--- SET EXERCISE ---
Your task is to repeat the entries word for word while leaving out the pictures.

Data entries
## BEGIN

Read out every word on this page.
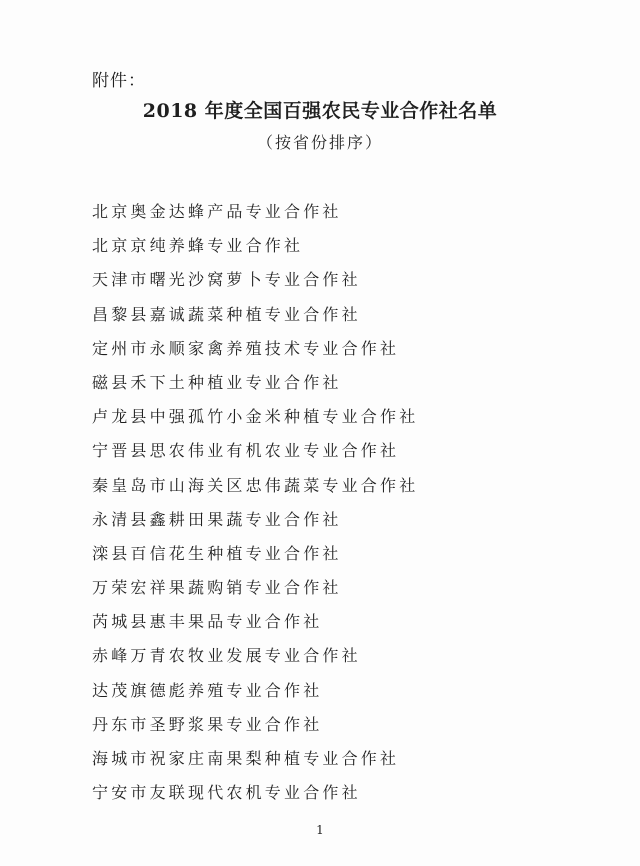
附件：
2018 年度全国百强农民专业合作社名单
（按省份排序）
北京奥金达蜂产品专业合作社
北京京纯养蜂专业合作社
天津市曙光沙窝萝卜专业合作社
昌黎县嘉诚蔬菜种植专业合作社
定州市永顺家禽养殖技术专业合作社
磁县禾下土种植业专业合作社
卢龙县中强孤竹小金米种植专业合作社
宁晋县思农伟业有机农业专业合作社
秦皇岛市山海关区忠伟蔬菜专业合作社
永清县鑫耕田果蔬专业合作社
滦县百信花生种植专业合作社
万荣宏祥果蔬购销专业合作社
芮城县惠丰果品专业合作社
赤峰万青农牧业发展专业合作社
达茂旗德彪养殖专业合作社
丹东市圣野浆果专业合作社
海城市祝家庄南果梨种植专业合作社
宁安市友联现代农机专业合作社
1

## END

--- WORKED SOLUTION ---
Read out every word on this page.
附件：
2018 年度全国百强农民专业合作社名单
（按省份排序）
北京奥金达蜂产品专业合作社
北京京纯养蜂专业合作社
天津市曙光沙窝萝卜专业合作社
昌黎县嘉诚蔬菜种植专业合作社
定州市永顺家禽养殖技术专业合作社
磁县禾下土种植业专业合作社
卢龙县中强孤竹小金米种植专业合作社
宁晋县思农伟业有机农业专业合作社
秦皇岛市山海关区忠伟蔬菜专业合作社
永清县鑫耕田果蔬专业合作社
滦县百信花生种植专业合作社
万荣宏祥果蔬购销专业合作社
芮城县惠丰果品专业合作社
赤峰万青农牧业发展专业合作社
达茂旗德彪养殖专业合作社
丹东市圣野浆果专业合作社
海城市祝家庄南果梨种植专业合作社
宁安市友联现代农机专业合作社
1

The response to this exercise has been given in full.